▸ **Exercise task**
Return every line below in which "côtés" appears.

▸ **Records**
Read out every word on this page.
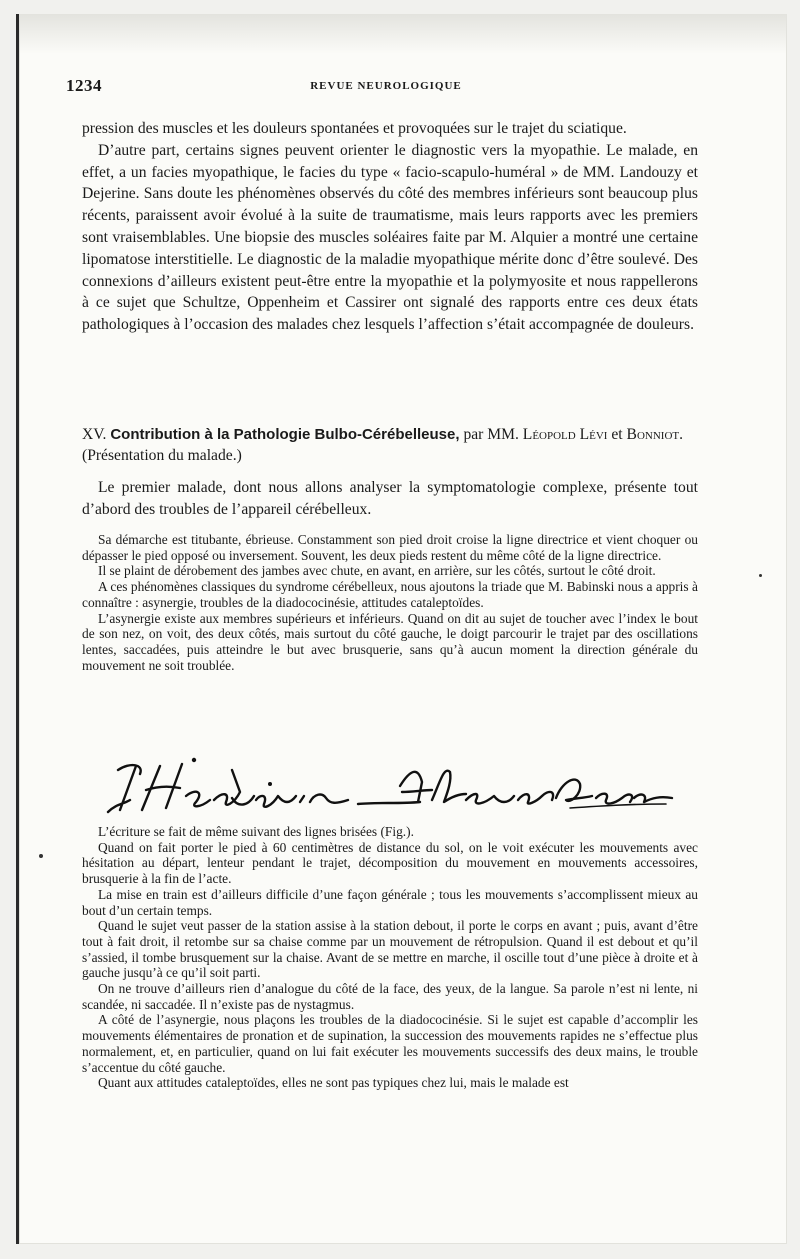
1234	REVUE NEUROLOGIQUE

pression des muscles et les douleurs spontanées et provoquées sur le trajet du sciatique.

D’autre part, certains signes peuvent orienter le diagnostic vers la myopathie. Le malade, en effet, a un facies myopathique, le facies du type « facio-scapulo-huméral » de MM. Landouzy et Dejerine. Sans doute les phénomènes observés du côté des membres inférieurs sont beaucoup plus récents, paraissent avoir évolué à la suite de traumatisme, mais leurs rapports avec les premiers sont vraisemblables. Une biopsie des muscles soléaires faite par M. Alquier a montré une certaine lipomatose interstitielle. Le diagnostic de la maladie myopathique mérite donc d’être soulevé. Des connexions d’ailleurs existent peut-être entre la myopathie et la polymyosite et nous rappellerons à ce sujet que Schultze, Oppenheim et Cassirer ont signalé des rapports entre ces deux états pathologiques à l’occasion des malades chez lesquels l’affection s’était accompagnée de douleurs.

XV. Contribution à la Pathologie Bulbo-Cérébelleuse, par MM. Léopold Lévi et Bonniot. (Présentation du malade.)

Le premier malade, dont nous allons analyser la symptomatologie complexe, présente tout d’abord des troubles de l’appareil cérébelleux.

Sa démarche est titubante, ébrieuse. Constamment son pied droit croise la ligne directrice et vient choquer ou dépasser le pied opposé ou inversement. Souvent, les deux pieds restent du même côté de la ligne directrice.

Il se plaint de dérobement des jambes avec chute, en avant, en arrière, sur les côtés, surtout le côté droit.

A ces phénomènes classiques du syndrome cérébelleux, nous ajoutons la triade que M. Babinski nous a appris à connaître : asynergie, troubles de la diadococinésie, attitudes cataleptoïdes.

L’asynergie existe aux membres supérieurs et inférieurs. Quand on dit au sujet de toucher avec l’index le bout de son nez, on voit, des deux côtés, mais surtout du côté gauche, le doigt parcourir le trajet par des oscillations lentes, saccadées, puis atteindre le but avec brusquerie, sans qu’à aucun moment la direction générale du mouvement ne soit troublée.

L’écriture se fait de même suivant des lignes brisées (Fig.).

Quand on fait porter le pied à 60 centimètres de distance du sol, on le voit exécuter les mouvements avec hésitation au départ, lenteur pendant le trajet, décomposition du mouvement en mouvements accessoires, brusquerie à la fin de l’acte.

La mise en train est d’ailleurs difficile d’une façon générale ; tous les mouvements s’accomplissent mieux au bout d’un certain temps.

Quand le sujet veut passer de la station assise à la station debout, il porte le corps en avant ; puis, avant d’être tout à fait droit, il retombe sur sa chaise comme par un mouvement de rétropulsion. Quand il est debout et qu’il s’assied, il tombe brusquement sur la chaise. Avant de se mettre en marche, il oscille tout d’une pièce à droite et à gauche jusqu’à ce qu’il soit parti.

On ne trouve d’ailleurs rien d’analogue du côté de la face, des yeux, de la langue. Sa parole n’est ni lente, ni scandée, ni saccadée. Il n’existe pas de nystagmus.

A côté de l’asynergie, nous plaçons les troubles de la diadococinésie. Si le sujet est capable d’accomplir les mouvements élémentaires de pronation et de supination, la succession des mouvements rapides ne s’effectue plus normalement, et, en particulier, quand on lui fait exécuter les mouvements successifs des deux mains, le trouble s’accentue du côté gauche.

Quant aux attitudes cataleptoïdes, elles ne sont pas typiques chez lui, mais le malade est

▸ **Correct response**
Il se plaint de dérobement des jambes avec chute, en avant, en arrière, sur les côtés, surtout le côté droit.
L’asynergie existe aux membres supérieurs et inférieurs. Quand on dit au sujet de toucher avec l’index le bout de son nez, on voit, des deux côtés, mais surtout du côté gauche, le doigt parcourir le trajet par des oscillations lentes, saccadées, puis atteindre le but avec brusquerie, sans qu’à aucun moment la direction générale du mouvement ne soit troublée.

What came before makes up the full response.